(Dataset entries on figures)
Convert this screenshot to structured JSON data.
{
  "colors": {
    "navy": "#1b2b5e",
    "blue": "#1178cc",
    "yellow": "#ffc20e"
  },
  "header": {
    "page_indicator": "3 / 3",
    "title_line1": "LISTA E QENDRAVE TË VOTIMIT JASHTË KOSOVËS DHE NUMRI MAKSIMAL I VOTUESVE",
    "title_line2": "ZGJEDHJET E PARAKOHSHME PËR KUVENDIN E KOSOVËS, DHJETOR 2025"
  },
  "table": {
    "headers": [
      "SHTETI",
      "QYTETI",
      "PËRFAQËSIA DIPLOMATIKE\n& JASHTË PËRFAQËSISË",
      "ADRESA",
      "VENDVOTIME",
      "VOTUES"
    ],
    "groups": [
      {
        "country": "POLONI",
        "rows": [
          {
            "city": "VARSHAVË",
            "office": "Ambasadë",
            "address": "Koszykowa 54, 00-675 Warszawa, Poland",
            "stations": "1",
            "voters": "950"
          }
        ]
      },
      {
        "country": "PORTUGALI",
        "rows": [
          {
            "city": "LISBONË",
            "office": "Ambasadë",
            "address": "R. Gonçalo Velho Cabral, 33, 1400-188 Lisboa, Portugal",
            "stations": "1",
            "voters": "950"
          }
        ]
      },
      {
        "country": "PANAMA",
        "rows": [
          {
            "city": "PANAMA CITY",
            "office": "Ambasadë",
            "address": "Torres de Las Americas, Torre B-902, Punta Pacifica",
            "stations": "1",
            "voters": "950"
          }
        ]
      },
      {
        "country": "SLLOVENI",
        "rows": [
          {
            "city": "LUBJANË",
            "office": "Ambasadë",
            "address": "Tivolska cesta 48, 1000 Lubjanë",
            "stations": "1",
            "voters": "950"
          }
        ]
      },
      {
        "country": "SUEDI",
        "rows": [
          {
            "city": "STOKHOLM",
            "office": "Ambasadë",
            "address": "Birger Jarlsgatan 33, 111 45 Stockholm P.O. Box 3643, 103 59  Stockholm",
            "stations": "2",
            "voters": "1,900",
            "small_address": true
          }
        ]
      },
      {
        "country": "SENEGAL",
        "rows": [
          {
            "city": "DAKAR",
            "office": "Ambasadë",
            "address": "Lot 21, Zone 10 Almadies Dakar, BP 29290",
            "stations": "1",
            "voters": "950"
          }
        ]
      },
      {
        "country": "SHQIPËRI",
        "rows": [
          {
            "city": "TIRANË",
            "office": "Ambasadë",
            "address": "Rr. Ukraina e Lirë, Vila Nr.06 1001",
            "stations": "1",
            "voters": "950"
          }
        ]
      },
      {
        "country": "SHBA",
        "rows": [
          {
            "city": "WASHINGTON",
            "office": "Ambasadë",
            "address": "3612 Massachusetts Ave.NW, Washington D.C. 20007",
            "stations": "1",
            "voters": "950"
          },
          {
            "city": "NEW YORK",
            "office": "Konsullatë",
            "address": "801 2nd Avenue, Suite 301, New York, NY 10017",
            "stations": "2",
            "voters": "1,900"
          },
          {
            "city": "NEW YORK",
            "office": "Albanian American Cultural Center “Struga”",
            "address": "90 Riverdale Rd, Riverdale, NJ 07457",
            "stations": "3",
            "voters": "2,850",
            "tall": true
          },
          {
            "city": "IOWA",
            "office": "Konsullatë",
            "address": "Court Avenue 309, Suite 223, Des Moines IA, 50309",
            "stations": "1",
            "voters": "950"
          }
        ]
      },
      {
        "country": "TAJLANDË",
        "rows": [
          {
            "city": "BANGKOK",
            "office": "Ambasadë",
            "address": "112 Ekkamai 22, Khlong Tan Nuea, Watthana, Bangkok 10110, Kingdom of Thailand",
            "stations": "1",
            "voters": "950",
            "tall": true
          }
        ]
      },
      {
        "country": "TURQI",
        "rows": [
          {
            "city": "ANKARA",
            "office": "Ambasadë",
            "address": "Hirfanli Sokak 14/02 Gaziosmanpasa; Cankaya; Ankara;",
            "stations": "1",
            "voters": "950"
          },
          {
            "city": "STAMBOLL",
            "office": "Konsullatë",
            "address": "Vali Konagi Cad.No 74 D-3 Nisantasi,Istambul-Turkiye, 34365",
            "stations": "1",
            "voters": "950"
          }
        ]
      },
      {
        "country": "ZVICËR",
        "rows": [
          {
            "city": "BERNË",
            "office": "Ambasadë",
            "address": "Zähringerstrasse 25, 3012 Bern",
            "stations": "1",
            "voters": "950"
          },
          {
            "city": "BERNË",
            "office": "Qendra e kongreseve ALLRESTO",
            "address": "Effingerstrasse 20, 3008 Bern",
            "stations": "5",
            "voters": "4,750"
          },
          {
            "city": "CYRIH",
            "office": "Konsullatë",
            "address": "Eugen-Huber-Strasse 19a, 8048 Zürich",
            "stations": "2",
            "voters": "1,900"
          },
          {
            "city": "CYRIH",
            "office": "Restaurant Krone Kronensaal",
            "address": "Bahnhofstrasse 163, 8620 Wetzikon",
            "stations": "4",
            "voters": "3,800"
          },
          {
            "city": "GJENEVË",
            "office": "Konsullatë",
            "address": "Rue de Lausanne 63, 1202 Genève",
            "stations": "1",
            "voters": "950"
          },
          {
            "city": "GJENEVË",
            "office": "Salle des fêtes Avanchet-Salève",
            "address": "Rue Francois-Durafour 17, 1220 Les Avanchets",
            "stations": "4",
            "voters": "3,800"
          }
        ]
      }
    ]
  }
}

(TASK REQUIREMENTS):
Please repeat all the records above exactly as they appear.

(COMPLETE RESPONSE):
Convert this screenshot to structured JSON data.
{
  "colors": {
    "navy": "#1b2b5e",
    "blue": "#1178cc",
    "yellow": "#ffc20e"
  },
  "header": {
    "page_indicator": "3 / 3",
    "title_line1": "LISTA E QENDRAVE TË VOTIMIT JASHTË KOSOVËS DHE NUMRI MAKSIMAL I VOTUESVE",
    "title_line2": "ZGJEDHJET E PARAKOHSHME PËR KUVENDIN E KOSOVËS, DHJETOR 2025"
  },
  "table": {
    "headers": [
      "SHTETI",
      "QYTETI",
      "PËRFAQËSIA DIPLOMATIKE\n& JASHTË PËRFAQËSISË",
      "ADRESA",
      "VENDVOTIME",
      "VOTUES"
    ],
    "groups": [
      {
        "country": "POLONI",
        "rows": [
          {
            "city": "VARSHAVË",
            "office": "Ambasadë",
            "address": "Koszykowa 54, 00-675 Warszawa, Poland",
            "stations": "1",
            "voters": "950"
          }
        ]
      },
      {
        "country": "PORTUGALI",
        "rows": [
          {
            "city": "LISBONË",
            "office": "Ambasadë",
            "address": "R. Gonçalo Velho Cabral, 33, 1400-188 Lisboa, Portugal",
            "stations": "1",
            "voters": "950"
          }
        ]
      },
      {
        "country": "PANAMA",
        "rows": [
          {
            "city": "PANAMA CITY",
            "office": "Ambasadë",
            "address": "Torres de Las Americas, Torre B-902, Punta Pacifica",
            "stations": "1",
            "voters": "950"
          }
        ]
      },
      {
        "country": "SLLOVENI",
        "rows": [
          {
            "city": "LUBJANË",
            "office": "Ambasadë",
            "address": "Tivolska cesta 48, 1000 Lubjanë",
            "stations": "1",
            "voters": "950"
          }
        ]
      },
      {
        "country": "SUEDI",
        "rows": [
          {
            "city": "STOKHOLM",
            "office": "Ambasadë",
            "address": "Birger Jarlsgatan 33, 111 45 Stockholm P.O. Box 3643, 103 59  Stockholm",
            "stations": "2",
            "voters": "1,900",
            "small_address": true
          }
        ]
      },
      {
        "country": "SENEGAL",
        "rows": [
          {
            "city": "DAKAR",
            "office": "Ambasadë",
            "address": "Lot 21, Zone 10 Almadies Dakar, BP 29290",
            "stations": "1",
            "voters": "950"
          }
        ]
      },
      {
        "country": "SHQIPËRI",
        "rows": [
          {
            "city": "TIRANË",
            "office": "Ambasadë",
            "address": "Rr. Ukraina e Lirë, Vila Nr.06 1001",
            "stations": "1",
            "voters": "950"
          }
        ]
      },
      {
        "country": "SHBA",
        "rows": [
          {
            "city": "WASHINGTON",
            "office": "Ambasadë",
            "address": "3612 Massachusetts Ave.NW, Washington D.C. 20007",
            "stations": "1",
            "voters": "950"
          },
          {
            "city": "NEW YORK",
            "office": "Konsullatë",
            "address": "801 2nd Avenue, Suite 301, New York, NY 10017",
            "stations": "2",
            "voters": "1,900"
          },
          {
            "city": "NEW YORK",
            "office": "Albanian American Cultural Center “Struga”",
            "address": "90 Riverdale Rd, Riverdale, NJ 07457",
            "stations": "3",
            "voters": "2,850",
            "tall": true
          },
          {
            "city": "IOWA",
            "office": "Konsullatë",
            "address": "Court Avenue 309, Suite 223, Des Moines IA, 50309",
            "stations": "1",
            "voters": "950"
          }
        ]
      },
      {
        "country": "TAJLANDË",
        "rows": [
          {
            "city": "BANGKOK",
            "office": "Ambasadë",
            "address": "112 Ekkamai 22, Khlong Tan Nuea, Watthana, Bangkok 10110, Kingdom of Thailand",
            "stations": "1",
            "voters": "950",
            "tall": true
          }
        ]
      },
      {
        "country": "TURQI",
        "rows": [
          {
            "city": "ANKARA",
            "office": "Ambasadë",
            "address": "Hirfanli Sokak 14/02 Gaziosmanpasa; Cankaya; Ankara;",
            "stations": "1",
            "voters": "950"
          },
          {
            "city": "STAMBOLL",
            "office": "Konsullatë",
            "address": "Vali Konagi Cad.No 74 D-3 Nisantasi,Istambul-Turkiye, 34365",
            "stations": "1",
            "voters": "950"
          }
        ]
      },
      {
        "country": "ZVICËR",
        "rows": [
          {
            "city": "BERNË",
            "office": "Ambasadë",
            "address": "Zähringerstrasse 25, 3012 Bern",
            "stations": "1",
            "voters": "950"
          },
          {
            "city": "BERNË",
            "office": "Qendra e kongreseve ALLRESTO",
            "address": "Effingerstrasse 20, 3008 Bern",
            "stations": "5",
            "voters": "4,750"
          },
          {
            "city": "CYRIH",
            "office": "Konsullatë",
            "address": "Eugen-Huber-Strasse 19a, 8048 Zürich",
            "stations": "2",
            "voters": "1,900"
          },
          {
            "city": "CYRIH",
            "office": "Restaurant Krone Kronensaal",
            "address": "Bahnhofstrasse 163, 8620 Wetzikon",
            "stations": "4",
            "voters": "3,800"
          },
          {
            "city": "GJENEVË",
            "office": "Konsullatë",
            "address": "Rue de Lausanne 63, 1202 Genève",
            "stations": "1",
            "voters": "950"
          },
          {
            "city": "GJENEVË",
            "office": "Salle des fêtes Avanchet-Salève",
            "address": "Rue Francois-Durafour 17, 1220 Les Avanchets",
            "stations": "4",
            "voters": "3,800"
          }
        ]
      }
    ]
  }
}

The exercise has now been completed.